▸ DATA PROVIDED:
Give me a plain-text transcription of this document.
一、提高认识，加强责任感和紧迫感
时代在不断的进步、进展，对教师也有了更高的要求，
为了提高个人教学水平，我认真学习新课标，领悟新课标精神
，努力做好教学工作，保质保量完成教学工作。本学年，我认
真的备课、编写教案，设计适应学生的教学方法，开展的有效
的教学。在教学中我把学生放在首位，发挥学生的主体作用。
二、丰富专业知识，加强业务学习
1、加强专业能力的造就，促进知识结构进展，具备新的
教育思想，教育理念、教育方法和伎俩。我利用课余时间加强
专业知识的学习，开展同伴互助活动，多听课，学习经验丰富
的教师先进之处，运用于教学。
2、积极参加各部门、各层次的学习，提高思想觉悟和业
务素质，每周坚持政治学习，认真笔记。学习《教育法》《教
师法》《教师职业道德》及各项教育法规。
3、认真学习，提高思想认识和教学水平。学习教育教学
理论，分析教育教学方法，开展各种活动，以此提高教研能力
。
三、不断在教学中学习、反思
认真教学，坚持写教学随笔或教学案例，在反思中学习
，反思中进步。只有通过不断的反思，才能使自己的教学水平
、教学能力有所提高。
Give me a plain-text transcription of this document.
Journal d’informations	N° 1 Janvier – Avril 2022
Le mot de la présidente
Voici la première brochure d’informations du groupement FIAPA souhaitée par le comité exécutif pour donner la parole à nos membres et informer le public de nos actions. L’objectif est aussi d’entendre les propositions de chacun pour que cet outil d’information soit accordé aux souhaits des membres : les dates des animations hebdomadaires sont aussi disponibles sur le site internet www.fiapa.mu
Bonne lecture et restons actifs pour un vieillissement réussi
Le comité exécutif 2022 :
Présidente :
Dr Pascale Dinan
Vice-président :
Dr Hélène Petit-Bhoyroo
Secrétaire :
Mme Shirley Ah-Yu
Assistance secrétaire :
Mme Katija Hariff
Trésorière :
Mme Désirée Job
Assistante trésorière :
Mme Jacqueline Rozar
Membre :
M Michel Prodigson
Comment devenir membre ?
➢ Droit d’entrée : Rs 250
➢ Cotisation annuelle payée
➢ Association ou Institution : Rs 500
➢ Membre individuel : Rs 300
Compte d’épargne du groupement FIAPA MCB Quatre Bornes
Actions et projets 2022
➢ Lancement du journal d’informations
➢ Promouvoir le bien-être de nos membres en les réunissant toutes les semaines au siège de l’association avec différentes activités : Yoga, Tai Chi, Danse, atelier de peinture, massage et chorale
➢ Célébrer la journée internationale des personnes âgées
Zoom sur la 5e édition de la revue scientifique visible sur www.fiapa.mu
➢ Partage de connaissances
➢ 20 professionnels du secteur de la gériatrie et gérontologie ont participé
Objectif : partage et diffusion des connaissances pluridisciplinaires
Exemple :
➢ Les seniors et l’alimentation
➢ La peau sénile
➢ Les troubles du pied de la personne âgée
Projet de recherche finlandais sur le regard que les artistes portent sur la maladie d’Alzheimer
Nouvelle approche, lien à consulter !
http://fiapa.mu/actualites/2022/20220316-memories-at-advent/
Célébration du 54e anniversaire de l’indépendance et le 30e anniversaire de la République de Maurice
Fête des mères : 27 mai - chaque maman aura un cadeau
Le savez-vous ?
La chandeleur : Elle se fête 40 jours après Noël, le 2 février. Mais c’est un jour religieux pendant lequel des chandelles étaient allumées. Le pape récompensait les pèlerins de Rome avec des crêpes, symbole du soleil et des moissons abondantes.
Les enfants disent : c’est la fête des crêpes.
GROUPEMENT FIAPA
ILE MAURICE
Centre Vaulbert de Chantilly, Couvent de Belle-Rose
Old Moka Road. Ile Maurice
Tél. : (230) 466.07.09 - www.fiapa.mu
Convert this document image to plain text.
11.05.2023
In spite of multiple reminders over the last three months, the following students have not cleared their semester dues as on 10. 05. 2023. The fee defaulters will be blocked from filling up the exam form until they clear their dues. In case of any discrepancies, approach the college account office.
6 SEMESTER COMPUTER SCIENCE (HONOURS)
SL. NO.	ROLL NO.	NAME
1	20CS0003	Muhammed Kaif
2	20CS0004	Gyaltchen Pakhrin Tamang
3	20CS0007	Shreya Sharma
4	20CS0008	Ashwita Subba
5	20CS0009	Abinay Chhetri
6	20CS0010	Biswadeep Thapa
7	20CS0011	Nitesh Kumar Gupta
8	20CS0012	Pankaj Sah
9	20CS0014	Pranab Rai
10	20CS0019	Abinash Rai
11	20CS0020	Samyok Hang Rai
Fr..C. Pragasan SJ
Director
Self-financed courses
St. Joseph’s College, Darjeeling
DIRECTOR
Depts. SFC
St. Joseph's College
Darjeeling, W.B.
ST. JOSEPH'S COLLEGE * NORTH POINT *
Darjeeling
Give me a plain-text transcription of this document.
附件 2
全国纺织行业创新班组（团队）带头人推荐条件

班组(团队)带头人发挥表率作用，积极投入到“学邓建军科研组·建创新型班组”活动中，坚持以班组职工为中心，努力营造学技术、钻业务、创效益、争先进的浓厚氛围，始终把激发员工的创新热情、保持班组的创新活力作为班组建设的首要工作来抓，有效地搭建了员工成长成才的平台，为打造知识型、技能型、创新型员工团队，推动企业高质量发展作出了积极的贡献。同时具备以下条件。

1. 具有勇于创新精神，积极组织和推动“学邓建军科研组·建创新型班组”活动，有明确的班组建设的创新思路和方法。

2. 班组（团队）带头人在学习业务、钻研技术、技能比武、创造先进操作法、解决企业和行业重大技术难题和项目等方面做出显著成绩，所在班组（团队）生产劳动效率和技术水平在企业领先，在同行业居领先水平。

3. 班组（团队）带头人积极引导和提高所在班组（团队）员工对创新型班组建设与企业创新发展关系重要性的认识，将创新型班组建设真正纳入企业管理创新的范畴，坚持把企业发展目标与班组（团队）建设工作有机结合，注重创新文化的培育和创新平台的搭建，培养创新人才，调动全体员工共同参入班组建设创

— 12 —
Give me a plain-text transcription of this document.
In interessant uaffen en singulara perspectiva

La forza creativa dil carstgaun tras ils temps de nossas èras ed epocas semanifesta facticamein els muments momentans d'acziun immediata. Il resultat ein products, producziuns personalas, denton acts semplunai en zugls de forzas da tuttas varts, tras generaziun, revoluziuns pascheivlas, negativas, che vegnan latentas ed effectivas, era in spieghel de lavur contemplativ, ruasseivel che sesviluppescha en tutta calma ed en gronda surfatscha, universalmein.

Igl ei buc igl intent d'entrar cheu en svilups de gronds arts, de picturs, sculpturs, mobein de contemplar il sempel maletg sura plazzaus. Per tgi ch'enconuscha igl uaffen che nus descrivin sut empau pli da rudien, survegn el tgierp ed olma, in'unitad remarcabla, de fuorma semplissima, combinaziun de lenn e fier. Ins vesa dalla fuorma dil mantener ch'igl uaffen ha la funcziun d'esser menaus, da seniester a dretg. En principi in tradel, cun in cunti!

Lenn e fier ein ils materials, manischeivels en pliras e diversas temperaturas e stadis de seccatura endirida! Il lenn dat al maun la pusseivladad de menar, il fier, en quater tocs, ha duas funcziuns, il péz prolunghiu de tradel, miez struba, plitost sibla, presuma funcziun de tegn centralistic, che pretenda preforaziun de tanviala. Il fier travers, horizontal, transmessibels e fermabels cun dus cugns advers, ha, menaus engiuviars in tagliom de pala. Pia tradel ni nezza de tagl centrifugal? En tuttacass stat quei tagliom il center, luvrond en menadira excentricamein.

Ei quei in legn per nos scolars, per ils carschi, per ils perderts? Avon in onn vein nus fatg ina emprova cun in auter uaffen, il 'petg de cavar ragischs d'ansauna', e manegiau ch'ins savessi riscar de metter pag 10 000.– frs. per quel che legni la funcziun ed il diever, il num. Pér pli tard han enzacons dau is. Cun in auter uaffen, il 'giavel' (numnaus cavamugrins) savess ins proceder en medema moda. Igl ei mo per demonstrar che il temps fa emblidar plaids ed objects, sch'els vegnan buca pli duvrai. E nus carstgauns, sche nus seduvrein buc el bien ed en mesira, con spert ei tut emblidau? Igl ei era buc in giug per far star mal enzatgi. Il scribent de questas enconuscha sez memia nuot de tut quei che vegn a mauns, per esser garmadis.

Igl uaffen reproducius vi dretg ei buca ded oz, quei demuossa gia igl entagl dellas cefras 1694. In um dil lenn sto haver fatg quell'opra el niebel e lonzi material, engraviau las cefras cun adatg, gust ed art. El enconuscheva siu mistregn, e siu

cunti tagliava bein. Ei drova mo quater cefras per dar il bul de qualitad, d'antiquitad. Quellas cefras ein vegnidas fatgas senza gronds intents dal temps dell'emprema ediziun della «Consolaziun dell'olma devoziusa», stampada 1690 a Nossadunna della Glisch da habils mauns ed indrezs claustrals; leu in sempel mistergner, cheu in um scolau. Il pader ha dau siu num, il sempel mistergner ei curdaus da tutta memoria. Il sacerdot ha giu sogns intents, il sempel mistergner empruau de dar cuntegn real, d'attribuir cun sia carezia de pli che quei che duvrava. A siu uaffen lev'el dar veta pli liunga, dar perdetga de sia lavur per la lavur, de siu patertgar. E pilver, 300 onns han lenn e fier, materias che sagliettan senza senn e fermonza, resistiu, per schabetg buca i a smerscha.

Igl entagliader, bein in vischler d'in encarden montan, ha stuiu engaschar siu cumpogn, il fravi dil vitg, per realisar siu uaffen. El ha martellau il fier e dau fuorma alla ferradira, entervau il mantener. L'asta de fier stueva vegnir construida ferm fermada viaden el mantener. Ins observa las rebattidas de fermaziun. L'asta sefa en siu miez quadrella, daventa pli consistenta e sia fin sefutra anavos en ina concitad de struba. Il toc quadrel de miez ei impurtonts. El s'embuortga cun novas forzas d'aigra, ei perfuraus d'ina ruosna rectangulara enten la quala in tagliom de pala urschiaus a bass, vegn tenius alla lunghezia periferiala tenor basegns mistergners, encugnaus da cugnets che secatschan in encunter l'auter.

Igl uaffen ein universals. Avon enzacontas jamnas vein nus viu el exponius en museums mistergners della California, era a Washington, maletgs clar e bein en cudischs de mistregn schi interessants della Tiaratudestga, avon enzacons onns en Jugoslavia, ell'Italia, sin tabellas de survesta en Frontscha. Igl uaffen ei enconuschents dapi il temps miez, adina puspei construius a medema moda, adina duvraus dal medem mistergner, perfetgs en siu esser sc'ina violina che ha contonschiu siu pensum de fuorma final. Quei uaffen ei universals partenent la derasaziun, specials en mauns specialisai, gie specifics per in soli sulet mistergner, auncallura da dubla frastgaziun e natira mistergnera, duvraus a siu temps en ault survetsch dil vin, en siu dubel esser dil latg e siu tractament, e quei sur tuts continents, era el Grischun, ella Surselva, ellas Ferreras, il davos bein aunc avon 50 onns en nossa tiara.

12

▸ GIVEN PROBLEM: Copy all lines from the listing that contain "pour".

▸ CORRECT RESULT:
Voici la première brochure d’informations du groupement FIAPA souhaitée par le comité exécutif pour donner la parole à nos membres et informer le public de nos actions. L’objectif est aussi d’entendre les propositions de chacun pour que cet outil d’information soit accordé aux souhaits des membres : les dates des animations hebdomadaires sont aussi disponibles sur le site internet www.fiapa.mu
Bonne lecture et restons actifs pour un vieillissement réussi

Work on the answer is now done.